----- RECORDS PROVIDED
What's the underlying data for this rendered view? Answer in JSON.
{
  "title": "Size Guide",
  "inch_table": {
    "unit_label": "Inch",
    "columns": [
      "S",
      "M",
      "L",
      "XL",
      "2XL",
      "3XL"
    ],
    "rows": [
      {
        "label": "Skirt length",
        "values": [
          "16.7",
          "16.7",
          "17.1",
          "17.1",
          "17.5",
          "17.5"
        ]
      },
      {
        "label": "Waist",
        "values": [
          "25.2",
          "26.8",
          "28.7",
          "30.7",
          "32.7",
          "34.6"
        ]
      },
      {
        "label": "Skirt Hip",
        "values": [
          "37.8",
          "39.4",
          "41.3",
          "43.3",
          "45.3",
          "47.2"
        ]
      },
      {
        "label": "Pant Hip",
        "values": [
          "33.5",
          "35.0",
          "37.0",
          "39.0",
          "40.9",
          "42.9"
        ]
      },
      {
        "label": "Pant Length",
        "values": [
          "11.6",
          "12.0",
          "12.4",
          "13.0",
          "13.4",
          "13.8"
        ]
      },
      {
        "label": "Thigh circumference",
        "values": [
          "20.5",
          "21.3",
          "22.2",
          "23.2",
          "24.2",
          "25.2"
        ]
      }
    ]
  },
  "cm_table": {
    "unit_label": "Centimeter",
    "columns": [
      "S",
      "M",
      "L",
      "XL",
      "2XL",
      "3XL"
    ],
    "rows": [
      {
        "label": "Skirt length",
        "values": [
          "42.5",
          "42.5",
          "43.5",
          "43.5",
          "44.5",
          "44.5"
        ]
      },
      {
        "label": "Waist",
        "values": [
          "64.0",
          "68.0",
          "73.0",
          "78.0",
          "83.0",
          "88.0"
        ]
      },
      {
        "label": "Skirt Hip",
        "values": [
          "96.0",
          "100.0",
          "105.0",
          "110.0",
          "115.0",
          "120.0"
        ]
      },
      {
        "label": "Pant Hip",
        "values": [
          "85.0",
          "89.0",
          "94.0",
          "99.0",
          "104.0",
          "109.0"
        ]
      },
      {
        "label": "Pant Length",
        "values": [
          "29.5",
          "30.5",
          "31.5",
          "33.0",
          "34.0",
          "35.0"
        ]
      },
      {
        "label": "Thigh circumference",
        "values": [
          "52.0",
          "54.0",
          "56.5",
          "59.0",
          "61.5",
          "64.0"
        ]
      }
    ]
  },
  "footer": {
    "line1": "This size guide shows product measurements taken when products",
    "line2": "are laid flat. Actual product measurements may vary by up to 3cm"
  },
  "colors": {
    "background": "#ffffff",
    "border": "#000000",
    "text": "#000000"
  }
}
----------
GOAL.
Pick each line holding the word "product" out of the listing.

TASK ANSWER.
    "line1": "This size guide shows product measurements taken when products",
    "line2": "are laid flat. Actual product measurements may vary by up to 3cm"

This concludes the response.